• _CONSIGNE_
Poursuivez l'article consacré aux riches en France en reprenant juste après sa dernière phrase.

• _ARTICLE_
####################
PAR AGNÈS ROUSSEAUX 5 NOVEMBRE 2013

Qui sont les riches aujourd’hui ? Quel impact ont-ils sur la société française ? Pour la sociologue Monique Pinçon-Charlot, les riches font subir au reste de la société une violence inouïe. Une violence banalisée grâce à un renversement du langage : les riches seraient des victimes, menacées par l’avidité du peuple. Elle dénonce un processus de déshumanisation, une logique de prédation, une caste qui casse le reste de la société. Et invite à organiser une « vigilance oligarchique » : montrer aux puissants que leur pouvoir n’est pas éternel.

Basta ! : Qu’est-ce qu’un riche, en France, aujourd’hui ?

Monique Pinçon-Charlot [1] : Près de 10 millions de Français vivent aujourd’hui en-dessous du seuil de pauvreté. Celui-ci est défini très précisément. Mais il n’existe pas de « seuil de richesse ». C’est très relatif, chacun peut trouver que son voisin est riche. Et pour être dans les 10 % les plus riches en France, il suffit que dans un couple chacun gagne 3000 euros.
####################
• _DONNÉES_
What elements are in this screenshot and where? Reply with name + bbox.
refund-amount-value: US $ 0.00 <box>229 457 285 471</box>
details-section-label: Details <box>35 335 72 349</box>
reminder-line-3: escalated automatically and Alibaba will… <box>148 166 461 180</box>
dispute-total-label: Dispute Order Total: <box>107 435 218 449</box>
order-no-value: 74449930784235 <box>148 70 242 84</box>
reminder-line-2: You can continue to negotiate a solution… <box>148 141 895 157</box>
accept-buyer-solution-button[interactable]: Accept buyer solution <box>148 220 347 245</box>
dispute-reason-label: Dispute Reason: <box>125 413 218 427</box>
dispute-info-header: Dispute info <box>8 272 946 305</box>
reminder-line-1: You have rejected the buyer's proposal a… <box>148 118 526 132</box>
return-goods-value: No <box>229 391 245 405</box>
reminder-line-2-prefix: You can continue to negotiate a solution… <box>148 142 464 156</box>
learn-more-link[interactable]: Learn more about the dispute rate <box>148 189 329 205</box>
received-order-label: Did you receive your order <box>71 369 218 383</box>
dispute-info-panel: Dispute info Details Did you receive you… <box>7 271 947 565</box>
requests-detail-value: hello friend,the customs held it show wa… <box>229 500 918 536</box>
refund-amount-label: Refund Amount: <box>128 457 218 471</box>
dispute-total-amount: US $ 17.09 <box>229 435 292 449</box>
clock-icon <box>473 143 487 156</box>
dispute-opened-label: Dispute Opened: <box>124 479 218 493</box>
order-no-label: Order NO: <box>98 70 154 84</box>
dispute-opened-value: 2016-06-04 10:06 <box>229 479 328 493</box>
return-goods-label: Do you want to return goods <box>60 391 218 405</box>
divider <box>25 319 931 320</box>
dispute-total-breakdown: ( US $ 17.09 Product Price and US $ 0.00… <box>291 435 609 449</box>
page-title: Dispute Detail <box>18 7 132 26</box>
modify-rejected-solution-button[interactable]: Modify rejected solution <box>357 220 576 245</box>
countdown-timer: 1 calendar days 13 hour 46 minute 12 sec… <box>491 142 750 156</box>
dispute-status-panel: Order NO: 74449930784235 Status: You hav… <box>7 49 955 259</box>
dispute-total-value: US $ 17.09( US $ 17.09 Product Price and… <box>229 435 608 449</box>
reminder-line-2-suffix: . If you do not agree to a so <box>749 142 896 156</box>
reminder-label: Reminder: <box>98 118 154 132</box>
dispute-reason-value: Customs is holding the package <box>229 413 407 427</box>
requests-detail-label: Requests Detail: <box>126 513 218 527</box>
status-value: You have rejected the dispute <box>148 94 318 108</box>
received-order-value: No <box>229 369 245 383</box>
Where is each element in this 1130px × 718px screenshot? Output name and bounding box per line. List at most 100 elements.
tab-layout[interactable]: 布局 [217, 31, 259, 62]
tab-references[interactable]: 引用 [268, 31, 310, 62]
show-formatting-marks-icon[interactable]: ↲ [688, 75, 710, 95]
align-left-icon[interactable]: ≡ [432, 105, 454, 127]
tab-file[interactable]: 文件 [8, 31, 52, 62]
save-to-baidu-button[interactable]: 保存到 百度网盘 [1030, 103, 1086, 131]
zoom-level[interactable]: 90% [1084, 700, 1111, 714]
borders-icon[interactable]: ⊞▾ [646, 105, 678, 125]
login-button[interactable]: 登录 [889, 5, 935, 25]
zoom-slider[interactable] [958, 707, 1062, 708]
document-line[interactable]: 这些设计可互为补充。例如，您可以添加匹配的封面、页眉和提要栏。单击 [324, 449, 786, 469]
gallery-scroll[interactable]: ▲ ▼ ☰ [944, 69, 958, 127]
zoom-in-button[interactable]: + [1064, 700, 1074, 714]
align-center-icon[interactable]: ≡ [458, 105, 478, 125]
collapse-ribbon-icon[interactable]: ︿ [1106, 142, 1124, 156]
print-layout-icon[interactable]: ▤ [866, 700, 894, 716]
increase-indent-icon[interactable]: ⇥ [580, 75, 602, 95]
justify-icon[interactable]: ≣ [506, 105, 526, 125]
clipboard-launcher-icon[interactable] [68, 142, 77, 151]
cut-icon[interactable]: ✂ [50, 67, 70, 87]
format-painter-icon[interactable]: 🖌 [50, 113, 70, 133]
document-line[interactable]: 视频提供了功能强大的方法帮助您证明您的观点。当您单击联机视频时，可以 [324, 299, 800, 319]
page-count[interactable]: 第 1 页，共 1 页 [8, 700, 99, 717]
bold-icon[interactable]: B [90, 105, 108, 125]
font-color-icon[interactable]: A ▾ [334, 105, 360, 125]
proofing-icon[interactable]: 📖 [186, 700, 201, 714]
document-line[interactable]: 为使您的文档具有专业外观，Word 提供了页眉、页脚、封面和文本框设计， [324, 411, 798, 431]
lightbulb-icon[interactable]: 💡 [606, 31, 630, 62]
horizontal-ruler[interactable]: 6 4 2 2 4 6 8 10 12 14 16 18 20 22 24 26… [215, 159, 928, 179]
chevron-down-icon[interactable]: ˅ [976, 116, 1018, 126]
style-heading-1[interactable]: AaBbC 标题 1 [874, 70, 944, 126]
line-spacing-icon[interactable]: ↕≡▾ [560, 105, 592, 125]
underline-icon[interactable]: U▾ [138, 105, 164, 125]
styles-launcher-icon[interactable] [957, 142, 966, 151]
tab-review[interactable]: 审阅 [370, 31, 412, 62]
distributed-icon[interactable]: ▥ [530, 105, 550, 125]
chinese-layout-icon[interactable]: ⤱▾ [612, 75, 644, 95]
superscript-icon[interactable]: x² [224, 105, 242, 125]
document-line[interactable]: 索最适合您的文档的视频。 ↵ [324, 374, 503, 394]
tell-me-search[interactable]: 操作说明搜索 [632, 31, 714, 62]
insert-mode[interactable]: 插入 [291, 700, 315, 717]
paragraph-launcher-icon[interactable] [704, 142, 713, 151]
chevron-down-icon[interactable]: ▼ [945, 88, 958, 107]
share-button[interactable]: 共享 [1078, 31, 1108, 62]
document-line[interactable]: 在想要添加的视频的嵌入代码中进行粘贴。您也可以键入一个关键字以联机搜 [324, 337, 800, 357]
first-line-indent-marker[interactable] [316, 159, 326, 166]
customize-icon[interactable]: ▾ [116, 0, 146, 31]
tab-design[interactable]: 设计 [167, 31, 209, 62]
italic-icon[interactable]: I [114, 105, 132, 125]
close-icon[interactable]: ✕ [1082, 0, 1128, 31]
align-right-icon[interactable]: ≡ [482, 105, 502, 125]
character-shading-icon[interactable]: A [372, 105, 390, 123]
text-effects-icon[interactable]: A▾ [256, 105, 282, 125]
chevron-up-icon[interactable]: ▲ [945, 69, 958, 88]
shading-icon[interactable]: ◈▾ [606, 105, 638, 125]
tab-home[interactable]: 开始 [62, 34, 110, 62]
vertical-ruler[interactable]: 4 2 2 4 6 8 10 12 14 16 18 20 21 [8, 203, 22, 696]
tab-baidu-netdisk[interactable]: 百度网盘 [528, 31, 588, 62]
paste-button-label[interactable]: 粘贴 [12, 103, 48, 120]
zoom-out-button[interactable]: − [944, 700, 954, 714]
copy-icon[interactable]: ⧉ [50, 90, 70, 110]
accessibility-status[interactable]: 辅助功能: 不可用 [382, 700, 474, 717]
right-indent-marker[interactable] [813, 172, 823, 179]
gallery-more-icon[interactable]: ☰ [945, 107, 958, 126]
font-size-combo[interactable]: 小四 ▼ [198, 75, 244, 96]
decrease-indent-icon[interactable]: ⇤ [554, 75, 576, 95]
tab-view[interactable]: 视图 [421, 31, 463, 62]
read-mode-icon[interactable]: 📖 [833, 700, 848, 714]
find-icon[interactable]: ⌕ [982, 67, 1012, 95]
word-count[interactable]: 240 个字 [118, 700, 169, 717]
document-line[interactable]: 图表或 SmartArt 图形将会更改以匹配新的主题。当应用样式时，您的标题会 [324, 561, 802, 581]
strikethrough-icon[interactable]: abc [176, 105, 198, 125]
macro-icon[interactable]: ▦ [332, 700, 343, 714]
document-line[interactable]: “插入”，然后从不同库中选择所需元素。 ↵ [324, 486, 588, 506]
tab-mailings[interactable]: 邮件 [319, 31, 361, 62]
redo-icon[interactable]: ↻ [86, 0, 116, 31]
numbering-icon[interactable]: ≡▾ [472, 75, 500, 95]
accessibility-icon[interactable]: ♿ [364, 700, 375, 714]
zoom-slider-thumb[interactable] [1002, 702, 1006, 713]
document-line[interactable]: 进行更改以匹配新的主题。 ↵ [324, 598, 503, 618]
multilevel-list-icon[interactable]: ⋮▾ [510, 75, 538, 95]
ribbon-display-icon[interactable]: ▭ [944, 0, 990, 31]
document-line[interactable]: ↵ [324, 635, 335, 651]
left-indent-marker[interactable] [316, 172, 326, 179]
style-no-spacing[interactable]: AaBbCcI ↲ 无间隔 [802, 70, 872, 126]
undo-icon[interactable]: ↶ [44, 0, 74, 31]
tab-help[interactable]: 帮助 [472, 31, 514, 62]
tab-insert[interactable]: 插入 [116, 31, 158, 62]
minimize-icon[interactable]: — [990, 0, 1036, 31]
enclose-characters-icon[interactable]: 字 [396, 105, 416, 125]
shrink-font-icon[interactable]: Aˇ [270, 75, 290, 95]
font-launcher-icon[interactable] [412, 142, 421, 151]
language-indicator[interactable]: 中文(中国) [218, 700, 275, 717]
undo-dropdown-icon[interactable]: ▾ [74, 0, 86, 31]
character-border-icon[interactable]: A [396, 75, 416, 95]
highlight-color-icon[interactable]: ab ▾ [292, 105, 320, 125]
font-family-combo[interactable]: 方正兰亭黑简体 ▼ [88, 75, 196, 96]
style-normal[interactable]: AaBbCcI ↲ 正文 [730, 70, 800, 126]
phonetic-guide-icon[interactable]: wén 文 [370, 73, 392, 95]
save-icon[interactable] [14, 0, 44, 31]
####################
• _RÉSULTAT DE L'EXERCICE_
Nous nous sommes intéressés aux plus riches parmi les riches. Sociologiquement, le terme « riche » est un amalgame. Il mélange des milieux très différents, et regroupe ceux qui sont au top de tous les univers économiques et sociaux : grands patrons, financiers, hommes politiques, propriétaires de journaux, gens de lettres… Mais nous utilisons délibérément ce terme. Car malgré son hétérogénéité, ces « riches » sont une « classe », mobilisée pour la défense de ses intérêts. Et nous voulons aujourd’hui contribuer à créer une contre-offensive dans cette guerre des classes que mènent les riches et qu’ils veulent gagner.

Pourquoi est-il si difficile de définir cette classe ?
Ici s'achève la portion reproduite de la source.